--- START ---
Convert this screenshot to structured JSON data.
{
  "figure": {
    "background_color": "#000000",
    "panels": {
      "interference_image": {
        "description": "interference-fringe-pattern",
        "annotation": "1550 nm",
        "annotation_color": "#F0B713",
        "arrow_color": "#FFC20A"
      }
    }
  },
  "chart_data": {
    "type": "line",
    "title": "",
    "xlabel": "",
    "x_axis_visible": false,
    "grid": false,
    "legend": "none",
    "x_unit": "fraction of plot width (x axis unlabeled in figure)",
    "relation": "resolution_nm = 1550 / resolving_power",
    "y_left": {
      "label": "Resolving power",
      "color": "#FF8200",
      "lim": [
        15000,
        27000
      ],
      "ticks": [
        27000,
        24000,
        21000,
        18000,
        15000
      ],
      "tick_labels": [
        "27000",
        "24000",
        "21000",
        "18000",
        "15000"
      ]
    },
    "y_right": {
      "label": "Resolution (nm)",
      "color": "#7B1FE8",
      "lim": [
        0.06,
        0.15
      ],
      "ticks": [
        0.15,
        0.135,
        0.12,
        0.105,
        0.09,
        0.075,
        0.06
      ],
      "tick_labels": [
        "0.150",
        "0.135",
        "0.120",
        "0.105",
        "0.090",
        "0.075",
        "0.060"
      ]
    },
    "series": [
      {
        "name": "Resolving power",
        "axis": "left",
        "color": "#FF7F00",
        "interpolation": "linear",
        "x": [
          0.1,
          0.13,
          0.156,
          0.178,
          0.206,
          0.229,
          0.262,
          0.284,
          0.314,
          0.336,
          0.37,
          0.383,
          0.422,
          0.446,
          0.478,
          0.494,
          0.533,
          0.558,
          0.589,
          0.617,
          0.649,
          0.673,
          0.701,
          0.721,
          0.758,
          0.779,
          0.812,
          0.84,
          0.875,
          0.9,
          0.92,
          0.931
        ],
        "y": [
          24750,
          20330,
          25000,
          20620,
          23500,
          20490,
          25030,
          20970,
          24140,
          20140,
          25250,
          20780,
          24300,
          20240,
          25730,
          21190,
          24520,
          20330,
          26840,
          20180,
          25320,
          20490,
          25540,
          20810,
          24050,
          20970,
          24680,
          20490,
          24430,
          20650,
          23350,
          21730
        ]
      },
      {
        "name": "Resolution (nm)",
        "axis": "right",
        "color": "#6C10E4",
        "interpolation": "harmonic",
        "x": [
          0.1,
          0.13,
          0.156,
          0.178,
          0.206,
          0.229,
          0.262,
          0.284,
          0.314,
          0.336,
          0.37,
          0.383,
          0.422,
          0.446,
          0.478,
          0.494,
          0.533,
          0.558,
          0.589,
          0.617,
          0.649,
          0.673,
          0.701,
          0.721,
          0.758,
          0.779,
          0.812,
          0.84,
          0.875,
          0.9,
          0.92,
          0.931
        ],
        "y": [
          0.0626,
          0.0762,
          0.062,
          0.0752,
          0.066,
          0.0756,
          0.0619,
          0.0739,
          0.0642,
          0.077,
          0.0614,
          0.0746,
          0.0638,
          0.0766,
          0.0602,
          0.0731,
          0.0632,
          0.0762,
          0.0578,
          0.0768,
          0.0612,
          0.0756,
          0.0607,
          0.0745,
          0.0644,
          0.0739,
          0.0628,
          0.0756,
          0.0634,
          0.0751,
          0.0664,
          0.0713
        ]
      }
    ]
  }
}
--- END ---
Make a verbatim copy of every entry shown above.

Convert this screenshot to structured JSON data.
{
  "figure": {
    "background_color": "#000000",
    "panels": {
      "interference_image": {
        "description": "interference-fringe-pattern",
        "annotation": "1550 nm",
        "annotation_color": "#F0B713",
        "arrow_color": "#FFC20A"
      }
    }
  },
  "chart_data": {
    "type": "line",
    "title": "",
    "xlabel": "",
    "x_axis_visible": false,
    "grid": false,
    "legend": "none",
    "x_unit": "fraction of plot width (x axis unlabeled in figure)",
    "relation": "resolution_nm = 1550 / resolving_power",
    "y_left": {
      "label": "Resolving power",
      "color": "#FF8200",
      "lim": [
        15000,
        27000
      ],
      "ticks": [
        27000,
        24000,
        21000,
        18000,
        15000
      ],
      "tick_labels": [
        "27000",
        "24000",
        "21000",
        "18000",
        "15000"
      ]
    },
    "y_right": {
      "label": "Resolution (nm)",
      "color": "#7B1FE8",
      "lim": [
        0.06,
        0.15
      ],
      "ticks": [
        0.15,
        0.135,
        0.12,
        0.105,
        0.09,
        0.075,
        0.06
      ],
      "tick_labels": [
        "0.150",
        "0.135",
        "0.120",
        "0.105",
        "0.090",
        "0.075",
        "0.060"
      ]
    },
    "series": [
      {
        "name": "Resolving power",
        "axis": "left",
        "color": "#FF7F00",
        "interpolation": "linear",
        "x": [
          0.1,
          0.13,
          0.156,
          0.178,
          0.206,
          0.229,
          0.262,
          0.284,
          0.314,
          0.336,
          0.37,
          0.383,
          0.422,
          0.446,
          0.478,
          0.494,
          0.533,
          0.558,
          0.589,
          0.617,
          0.649,
          0.673,
          0.701,
          0.721,
          0.758,
          0.779,
          0.812,
          0.84,
          0.875,
          0.9,
          0.92,
          0.931
        ],
        "y": [
          24750,
          20330,
          25000,
          20620,
          23500,
          20490,
          25030,
          20970,
          24140,
          20140,
          25250,
          20780,
          24300,
          20240,
          25730,
          21190,
          24520,
          20330,
          26840,
          20180,
          25320,
          20490,
          25540,
          20810,
          24050,
          20970,
          24680,
          20490,
          24430,
          20650,
          23350,
          21730
        ]
      },
      {
        "name": "Resolution (nm)",
        "axis": "right",
        "color": "#6C10E4",
        "interpolation": "harmonic",
        "x": [
          0.1,
          0.13,
          0.156,
          0.178,
          0.206,
          0.229,
          0.262,
          0.284,
          0.314,
          0.336,
          0.37,
          0.383,
          0.422,
          0.446,
          0.478,
          0.494,
          0.533,
          0.558,
          0.589,
          0.617,
          0.649,
          0.673,
          0.701,
          0.721,
          0.758,
          0.779,
          0.812,
          0.84,
          0.875,
          0.9,
          0.92,
          0.931
        ],
        "y": [
          0.0626,
          0.0762,
          0.062,
          0.0752,
          0.066,
          0.0756,
          0.0619,
          0.0739,
          0.0642,
          0.077,
          0.0614,
          0.0746,
          0.0638,
          0.0766,
          0.0602,
          0.0731,
          0.0632,
          0.0762,
          0.0578,
          0.0768,
          0.0612,
          0.0756,
          0.0607,
          0.0745,
          0.0644,
          0.0739,
          0.0628,
          0.0756,
          0.0634,
          0.0751,
          0.0664,
          0.0713
        ]
      }
    ]
  }
}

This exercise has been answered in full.